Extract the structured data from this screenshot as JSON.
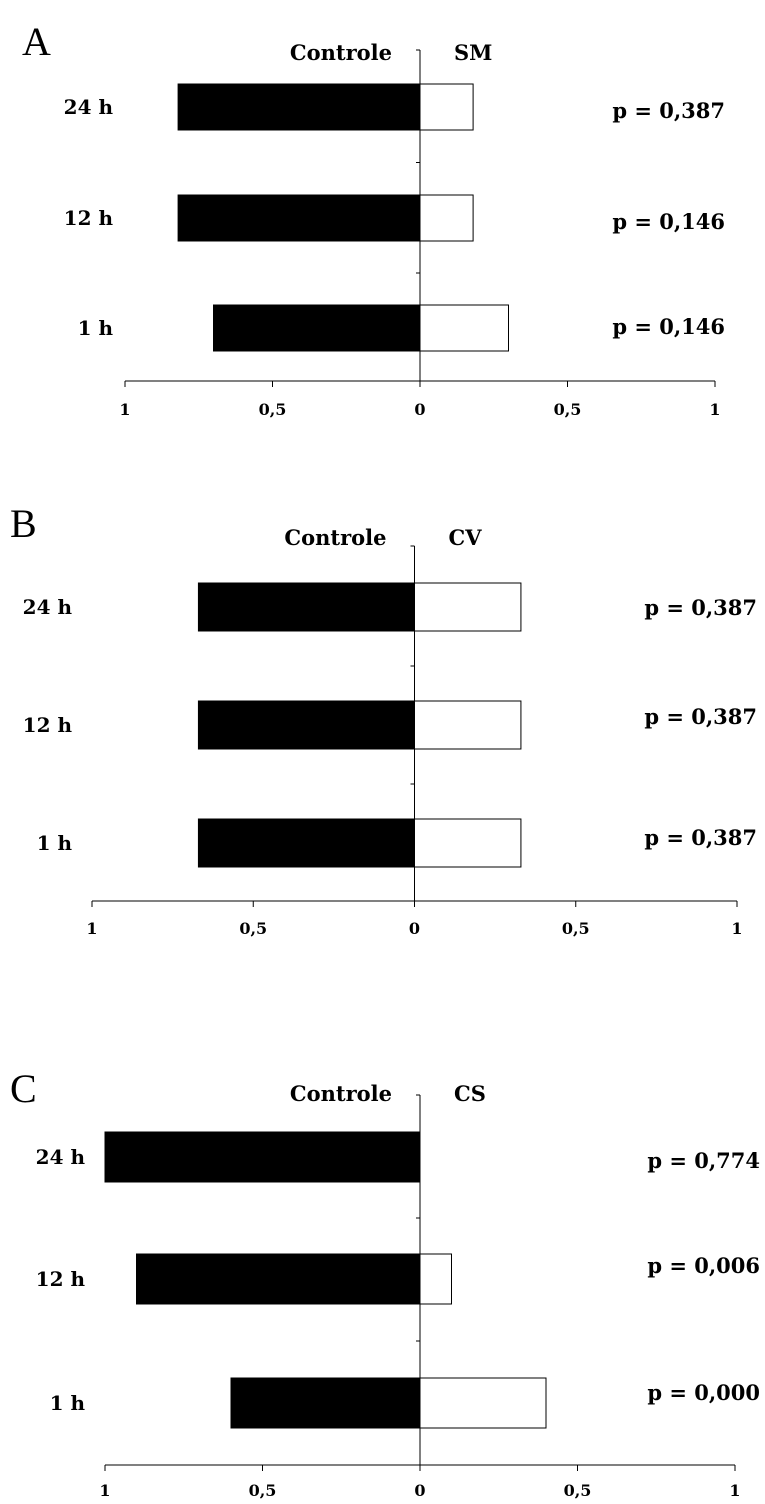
{
  "chart_data": [
    {
      "type": "bar",
      "panel_label": "A",
      "left_header": "Controle",
      "right_header": "SM",
      "categories": [
        "24 h",
        "12 h",
        "1 h"
      ],
      "series": [
        {
          "name": "Controle",
          "values": [
            0.82,
            0.82,
            0.7
          ],
          "color": "#000000"
        },
        {
          "name": "SM",
          "values": [
            0.18,
            0.18,
            0.3
          ],
          "color": "#ffffff"
        }
      ],
      "p_values": [
        "p = 0,387",
        "p = 0,146",
        "p = 0,146"
      ],
      "xlim": [
        -1,
        1
      ],
      "x_ticks": [
        "1",
        "0,5",
        "0",
        "0,5",
        "1"
      ]
    },
    {
      "type": "bar",
      "panel_label": "B",
      "left_header": "Controle",
      "right_header": "CV",
      "categories": [
        "24 h",
        "12 h",
        "1 h"
      ],
      "series": [
        {
          "name": "Controle",
          "values": [
            0.67,
            0.67,
            0.67
          ],
          "color": "#000000"
        },
        {
          "name": "CV",
          "values": [
            0.33,
            0.33,
            0.33
          ],
          "color": "#ffffff"
        }
      ],
      "p_values": [
        "p = 0,387",
        "p = 0,387",
        "p = 0,387"
      ],
      "xlim": [
        -1,
        1
      ],
      "x_ticks": [
        "1",
        "0,5",
        "0",
        "0,5",
        "1"
      ]
    },
    {
      "type": "bar",
      "panel_label": "C",
      "left_header": "Controle",
      "right_header": "CS",
      "categories": [
        "24 h",
        "12 h",
        "1 h"
      ],
      "series": [
        {
          "name": "Controle",
          "values": [
            1.0,
            0.9,
            0.6
          ],
          "color": "#000000"
        },
        {
          "name": "CS",
          "values": [
            0.0,
            0.1,
            0.4
          ],
          "color": "#ffffff"
        }
      ],
      "p_values": [
        "p = 0,774",
        "p = 0,006",
        "p = 0,000"
      ],
      "xlim": [
        -1,
        1
      ],
      "x_ticks": [
        "1",
        "0,5",
        "0",
        "0,5",
        "1"
      ]
    }
  ]
}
* * * *
### What you need to do
Quote the material word for word, dropping any images it holds.

### Solution below
Extract the structured data from this screenshot as JSON.
{
  "chart_data": [
    {
      "type": "bar",
      "panel_label": "A",
      "left_header": "Controle",
      "right_header": "SM",
      "categories": [
        "24 h",
        "12 h",
        "1 h"
      ],
      "series": [
        {
          "name": "Controle",
          "values": [
            0.82,
            0.82,
            0.7
          ],
          "color": "#000000"
        },
        {
          "name": "SM",
          "values": [
            0.18,
            0.18,
            0.3
          ],
          "color": "#ffffff"
        }
      ],
      "p_values": [
        "p = 0,387",
        "p = 0,146",
        "p = 0,146"
      ],
      "xlim": [
        -1,
        1
      ],
      "x_ticks": [
        "1",
        "0,5",
        "0",
        "0,5",
        "1"
      ]
    },
    {
      "type": "bar",
      "panel_label": "B",
      "left_header": "Controle",
      "right_header": "CV",
      "categories": [
        "24 h",
        "12 h",
        "1 h"
      ],
      "series": [
        {
          "name": "Controle",
          "values": [
            0.67,
            0.67,
            0.67
          ],
          "color": "#000000"
        },
        {
          "name": "CV",
          "values": [
            0.33,
            0.33,
            0.33
          ],
          "color": "#ffffff"
        }
      ],
      "p_values": [
        "p = 0,387",
        "p = 0,387",
        "p = 0,387"
      ],
      "xlim": [
        -1,
        1
      ],
      "x_ticks": [
        "1",
        "0,5",
        "0",
        "0,5",
        "1"
      ]
    },
    {
      "type": "bar",
      "panel_label": "C",
      "left_header": "Controle",
      "right_header": "CS",
      "categories": [
        "24 h",
        "12 h",
        "1 h"
      ],
      "series": [
        {
          "name": "Controle",
          "values": [
            1.0,
            0.9,
            0.6
          ],
          "color": "#000000"
        },
        {
          "name": "CS",
          "values": [
            0.0,
            0.1,
            0.4
          ],
          "color": "#ffffff"
        }
      ],
      "p_values": [
        "p = 0,774",
        "p = 0,006",
        "p = 0,000"
      ],
      "xlim": [
        -1,
        1
      ],
      "x_ticks": [
        "1",
        "0,5",
        "0",
        "0,5",
        "1"
      ]
    }
  ]
}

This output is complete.